Recast the lines of the data below as a JSON list of strings, one string per line, leaving out blank lines and the pictures.

[Layout annotation data]
— BEGIN —
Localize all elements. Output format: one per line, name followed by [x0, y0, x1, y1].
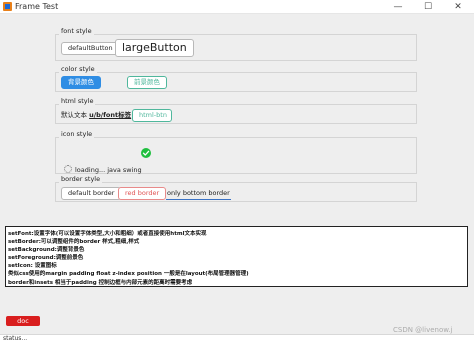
note-line: setIcon: 设置图标	[8, 263, 57, 270]
notes-textarea[interactable]: setFont:设置字体(可以设置字体类型,大小和粗细）或者直接使用html文本…	[5, 226, 468, 287]
font-style-group: font style defaultButton largeButton	[55, 27, 417, 61]
spinner-icon	[64, 165, 72, 173]
check-icon	[141, 148, 151, 158]
background-color-button[interactable]: 背景颜色	[61, 76, 101, 89]
group-title: html style	[59, 97, 96, 106]
note-line: setFont:设置字体(可以设置字体类型,大小和粗细）或者直接使用html文本…	[8, 231, 207, 237]
window-title: Frame Test	[15, 2, 59, 11]
note-line: setForeground:调整前景色	[8, 255, 84, 262]
doc-button[interactable]: doc	[6, 316, 40, 326]
html-label-prefix: 默认文本	[61, 111, 90, 119]
status-bar: status...	[0, 334, 474, 343]
color-style-group: color style 背景颜色 前景颜色	[55, 65, 417, 92]
group-title: color style	[59, 65, 97, 74]
bottom-border-button[interactable]: only bottom border	[166, 187, 231, 200]
group-title: icon style	[59, 130, 95, 139]
note-line: setBackground:调整背景色	[8, 247, 85, 254]
border-style-group: border style default border red border o…	[55, 175, 417, 202]
close-icon[interactable]: ✕	[443, 0, 473, 14]
icon-style-group: icon style loading... java swing	[55, 130, 417, 174]
note-line: 类似css使用的margin padding float z-index pos…	[8, 271, 249, 278]
group-title: font style	[59, 27, 94, 36]
default-border-button[interactable]: default border	[61, 187, 122, 200]
foreground-color-button[interactable]: 前景颜色	[127, 76, 167, 89]
red-border-button[interactable]: red border	[118, 187, 167, 200]
html-style-group: html style 默认文本 u/b/font标签 html-btn	[55, 97, 417, 124]
html-text-label: 默认文本 u/b/font标签	[61, 110, 131, 120]
status-text: status...	[3, 335, 28, 342]
default-button[interactable]: defaultButton	[61, 42, 120, 55]
loading-label: loading... java swing	[75, 166, 142, 174]
html-label-underlined: u/b/font标签	[89, 111, 132, 119]
note-line: setBorder:可以调整组件的border 样式,粗细,样式	[8, 239, 140, 246]
minimize-icon[interactable]: —	[383, 0, 413, 14]
html-button[interactable]: html-btn	[132, 109, 172, 122]
title-bar: Frame Test — ☐ ✕	[0, 0, 474, 14]
java-app-icon	[3, 2, 12, 11]
maximize-icon[interactable]: ☐	[413, 0, 443, 14]
large-button[interactable]: largeButton	[115, 39, 194, 57]
note-line: border和insets 相当于padding 控制边框与内部元素的距离时需要…	[8, 279, 193, 286]
group-title: border style	[59, 175, 103, 184]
— END —
### Problem solution:
[
  "Localize all elements. Output format: one per line, name followed by [x0, y0, x1, y1].",
  "note-line: setIcon: 设置图标\t[8, 263, 57, 270]",
  "notes-textarea[interactable]: setFont:设置字体(可以设置字体类型,大小和粗细）或者直接使用html文本…\t[5, 226, 468, 287]",
  "font-style-group: font style defaultButton largeButton\t[55, 27, 417, 61]",
  "spinner-icon\t[64, 165, 72, 173]",
  "check-icon\t[141, 148, 151, 158]",
  "background-color-button[interactable]: 背景颜色\t[61, 76, 101, 89]",
  "group-title: html style\t[59, 97, 96, 106]",
  "note-line: setFont:设置字体(可以设置字体类型,大小和粗细）或者直接使用html文本…\t[8, 231, 207, 237]",
  "window-title: Frame Test\t[15, 2, 59, 11]",
  "note-line: setForeground:调整前景色\t[8, 255, 84, 262]",
  "doc-button[interactable]: doc\t[6, 316, 40, 326]",
  "html-label-prefix: 默认文本\t[61, 111, 90, 119]",
  "status-bar: status...\t[0, 334, 474, 343]",
  "color-style-group: color style 背景颜色 前景颜色\t[55, 65, 417, 92]",
  "group-title: color style\t[59, 65, 97, 74]",
  "bottom-border-button[interactable]: only bottom border\t[166, 187, 231, 200]",
  "group-title: icon style\t[59, 130, 95, 139]",
  "note-line: setBackground:调整背景色\t[8, 247, 85, 254]",
  "border-style-group: border style default border red border o…\t[55, 175, 417, 202]",
  "close-icon[interactable]: ✕\t[443, 0, 473, 14]",
  "icon-style-group: icon style loading... java swing\t[55, 130, 417, 174]",
  "note-line: 类似css使用的margin padding float z-index pos…\t[8, 271, 249, 278]",
  "group-title: font style\t[59, 27, 94, 36]",
  "default-border-button[interactable]: default border\t[61, 187, 122, 200]",
  "foreground-color-button[interactable]: 前景颜色\t[127, 76, 167, 89]",
  "red-border-button[interactable]: red border\t[118, 187, 167, 200]",
  "html-style-group: html style 默认文本 u/b/font标签 html-btn\t[55, 97, 417, 124]",
  "html-text-label: 默认文本 u/b/font标签\t[61, 110, 131, 120]",
  "status-text: status...\t[3, 335, 28, 342]",
  "default-button[interactable]: defaultButton\t[61, 42, 120, 55]",
  "loading-label: loading... java swing\t[75, 166, 142, 174]",
  "html-label-underlined: u/b/font标签\t[89, 111, 132, 119]",
  "note-line: setBorder:可以调整组件的border 样式,粗细,样式\t[8, 239, 140, 246]",
  "minimize-icon[interactable]: —\t[383, 0, 413, 14]",
  "html-button[interactable]: html-btn\t[132, 109, 172, 122]",
  "title-bar: Frame Test — ☐ ✕\t[0, 0, 474, 14]",
  "java-app-icon\t[3, 2, 12, 11]",
  "maximize-icon[interactable]: ☐\t[413, 0, 443, 14]",
  "large-button[interactable]: largeButton\t[115, 39, 194, 57]",
  "note-line: border和insets 相当于padding 控制边框与内部元素的距离时需要…\t[8, 279, 193, 286]",
  "group-title: border style\t[59, 175, 103, 184]"
]